**DATA SHOWN**
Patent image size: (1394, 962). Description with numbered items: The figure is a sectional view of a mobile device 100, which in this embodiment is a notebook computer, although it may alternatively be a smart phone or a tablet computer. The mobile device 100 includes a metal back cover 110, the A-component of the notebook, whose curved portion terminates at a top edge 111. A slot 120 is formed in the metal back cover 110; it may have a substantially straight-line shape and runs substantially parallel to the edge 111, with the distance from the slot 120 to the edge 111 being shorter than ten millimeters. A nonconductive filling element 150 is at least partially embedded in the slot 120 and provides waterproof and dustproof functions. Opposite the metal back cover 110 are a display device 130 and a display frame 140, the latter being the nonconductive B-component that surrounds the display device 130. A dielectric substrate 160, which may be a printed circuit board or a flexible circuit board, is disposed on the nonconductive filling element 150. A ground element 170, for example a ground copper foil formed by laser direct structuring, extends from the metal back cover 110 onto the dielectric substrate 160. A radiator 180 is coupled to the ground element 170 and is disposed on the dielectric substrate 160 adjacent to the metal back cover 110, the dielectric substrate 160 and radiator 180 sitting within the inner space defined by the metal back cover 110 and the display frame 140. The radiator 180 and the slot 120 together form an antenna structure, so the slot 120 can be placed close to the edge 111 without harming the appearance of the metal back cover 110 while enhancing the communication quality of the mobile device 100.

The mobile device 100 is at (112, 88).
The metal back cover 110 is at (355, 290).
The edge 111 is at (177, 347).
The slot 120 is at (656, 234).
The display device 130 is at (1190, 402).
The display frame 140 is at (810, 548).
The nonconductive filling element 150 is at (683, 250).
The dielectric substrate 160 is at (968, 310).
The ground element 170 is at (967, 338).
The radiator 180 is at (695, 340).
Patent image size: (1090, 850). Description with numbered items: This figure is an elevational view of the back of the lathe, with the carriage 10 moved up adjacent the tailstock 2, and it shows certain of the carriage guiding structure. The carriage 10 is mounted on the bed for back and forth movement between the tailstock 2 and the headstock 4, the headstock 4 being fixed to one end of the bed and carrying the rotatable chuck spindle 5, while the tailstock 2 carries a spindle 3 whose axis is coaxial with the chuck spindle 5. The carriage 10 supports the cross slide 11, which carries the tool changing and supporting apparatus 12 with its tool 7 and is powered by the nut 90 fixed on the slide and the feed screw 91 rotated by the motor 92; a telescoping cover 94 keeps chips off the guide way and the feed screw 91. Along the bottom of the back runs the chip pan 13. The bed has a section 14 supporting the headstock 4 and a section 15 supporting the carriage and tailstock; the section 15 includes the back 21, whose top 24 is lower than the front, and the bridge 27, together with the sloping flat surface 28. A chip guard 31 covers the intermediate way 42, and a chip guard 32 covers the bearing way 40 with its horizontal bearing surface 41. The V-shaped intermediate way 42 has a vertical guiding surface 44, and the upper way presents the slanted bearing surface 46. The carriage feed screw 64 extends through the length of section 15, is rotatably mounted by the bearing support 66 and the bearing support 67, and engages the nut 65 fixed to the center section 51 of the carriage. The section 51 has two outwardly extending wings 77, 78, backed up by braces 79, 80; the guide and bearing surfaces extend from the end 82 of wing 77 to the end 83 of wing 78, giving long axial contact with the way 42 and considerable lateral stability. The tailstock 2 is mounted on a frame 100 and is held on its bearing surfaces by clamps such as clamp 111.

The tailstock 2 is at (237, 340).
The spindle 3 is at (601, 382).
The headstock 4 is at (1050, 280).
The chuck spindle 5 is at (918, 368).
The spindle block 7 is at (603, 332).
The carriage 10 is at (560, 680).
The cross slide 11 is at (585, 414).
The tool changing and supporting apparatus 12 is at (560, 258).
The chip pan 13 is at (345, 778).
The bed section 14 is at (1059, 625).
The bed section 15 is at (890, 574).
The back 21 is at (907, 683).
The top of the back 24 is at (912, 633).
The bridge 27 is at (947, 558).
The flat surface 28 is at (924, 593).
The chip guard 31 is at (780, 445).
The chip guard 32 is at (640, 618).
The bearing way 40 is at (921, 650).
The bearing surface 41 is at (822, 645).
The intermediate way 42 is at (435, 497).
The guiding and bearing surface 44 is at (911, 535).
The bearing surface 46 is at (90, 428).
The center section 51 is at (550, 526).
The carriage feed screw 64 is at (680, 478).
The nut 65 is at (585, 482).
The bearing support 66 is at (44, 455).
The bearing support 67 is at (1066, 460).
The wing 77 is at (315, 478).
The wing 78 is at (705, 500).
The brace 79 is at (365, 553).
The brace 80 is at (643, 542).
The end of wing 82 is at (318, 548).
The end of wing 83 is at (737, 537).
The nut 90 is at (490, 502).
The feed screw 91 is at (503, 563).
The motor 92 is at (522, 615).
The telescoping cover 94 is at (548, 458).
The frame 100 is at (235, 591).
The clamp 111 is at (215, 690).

**GOAL**
Rewrite all of the data above with "view" changed to "drawing" and everything else left as it is.

**RESPONSE BELOW**
Patent image size: (1394, 962). Description with numbered items: The figure is a sectional drawing of a mobile device 100, which in this embodiment is a notebook computer, although it may alternatively be a smart phone or a tablet computer. The mobile device 100 includes a metal back cover 110, the A-component of the notebook, whose curved portion terminates at a top edge 111. A slot 120 is formed in the metal back cover 110; it may have a substantially straight-line shape and runs substantially parallel to the edge 111, with the distance from the slot 120 to the edge 111 being shorter than ten millimeters. A nonconductive filling element 150 is at least partially embedded in the slot 120 and provides waterproof and dustproof functions. Opposite the metal back cover 110 are a display device 130 and a display frame 140, the latter being the nonconductive B-component that surrounds the display device 130. A dielectric substrate 160, which may be a printed circuit board or a flexible circuit board, is disposed on the nonconductive filling element 150. A ground element 170, for example a ground copper foil formed by laser direct structuring, extends from the metal back cover 110 onto the dielectric substrate 160. A radiator 180 is coupled to the ground element 170 and is disposed on the dielectric substrate 160 adjacent to the metal back cover 110, the dielectric substrate 160 and radiator 180 sitting within the inner space defined by the metal back cover 110 and the display frame 140. The radiator 180 and the slot 120 together form an antenna structure, so the slot 120 can be placed close to the edge 111 without harming the appearance of the metal back cover 110 while enhancing the communication quality of the mobile device 100.

The mobile device 100 is at (112, 88).
The metal back cover 110 is at (355, 290).
The edge 111 is at (177, 347).
The slot 120 is at (656, 234).
The display device 130 is at (1190, 402).
The display frame 140 is at (810, 548).
The nonconductive filling element 150 is at (683, 250).
The dielectric substrate 160 is at (968, 310).
The ground element 170 is at (967, 338).
The radiator 180 is at (695, 340).
Patent image size: (1090, 850). Description with numbered items: This figure is an elevational drawing of the back of the lathe, with the carriage 10 moved up adjacent the tailstock 2, and it shows certain of the carriage guiding structure. The carriage 10 is mounted on the bed for back and forth movement between the tailstock 2 and the headstock 4, the headstock 4 being fixed to one end of the bed and carrying the rotatable chuck spindle 5, while the tailstock 2 carries a spindle 3 whose axis is coaxial with the chuck spindle 5. The carriage 10 supports the cross slide 11, which carries the tool changing and supporting apparatus 12 with its tool 7 and is powered by the nut 90 fixed on the slide and the feed screw 91 rotated by the motor 92; a telescoping cover 94 keeps chips off the guide way and the feed screw 91. Along the bottom of the back runs the chip pan 13. The bed has a section 14 supporting the headstock 4 and a section 15 supporting the carriage and tailstock; the section 15 includes the back 21, whose top 24 is lower than the front, and the bridge 27, together with the sloping flat surface 28. A chip guard 31 covers the intermediate way 42, and a chip guard 32 covers the bearing way 40 with its horizontal bearing surface 41. The V-shaped intermediate way 42 has a vertical guiding surface 44, and the upper way presents the slanted bearing surface 46. The carriage feed screw 64 extends through the length of section 15, is rotatably mounted by the bearing support 66 and the bearing support 67, and engages the nut 65 fixed to the center section 51 of the carriage. The section 51 has two outwardly extending wings 77, 78, backed up by braces 79, 80; the guide and bearing surfaces extend from the end 82 of wing 77 to the end 83 of wing 78, giving long axial contact with the way 42 and considerable lateral stability. The tailstock 2 is mounted on a frame 100 and is held on its bearing surfaces by clamps such as clamp 111.

The tailstock 2 is at (237, 340).
The spindle 3 is at (601, 382).
The headstock 4 is at (1050, 280).
The chuck spindle 5 is at (918, 368).
The spindle block 7 is at (603, 332).
The carriage 10 is at (560, 680).
The cross slide 11 is at (585, 414).
The tool changing and supporting apparatus 12 is at (560, 258).
The chip pan 13 is at (345, 778).
The bed section 14 is at (1059, 625).
The bed section 15 is at (890, 574).
The back 21 is at (907, 683).
The top of the back 24 is at (912, 633).
The bridge 27 is at (947, 558).
The flat surface 28 is at (924, 593).
The chip guard 31 is at (780, 445).
The chip guard 32 is at (640, 618).
The bearing way 40 is at (921, 650).
The bearing surface 41 is at (822, 645).
The intermediate way 42 is at (435, 497).
The guiding and bearing surface 44 is at (911, 535).
The bearing surface 46 is at (90, 428).
The center section 51 is at (550, 526).
The carriage feed screw 64 is at (680, 478).
The nut 65 is at (585, 482).
The bearing support 66 is at (44, 455).
The bearing support 67 is at (1066, 460).
The wing 77 is at (315, 478).
The wing 78 is at (705, 500).
The brace 79 is at (365, 553).
The brace 80 is at (643, 542).
The end of wing 82 is at (318, 548).
The end of wing 83 is at (737, 537).
The nut 90 is at (490, 502).
The feed screw 91 is at (503, 563).
The motor 92 is at (522, 615).
The telescoping cover 94 is at (548, 458).
The frame 100 is at (235, 591).
The clamp 111 is at (215, 690).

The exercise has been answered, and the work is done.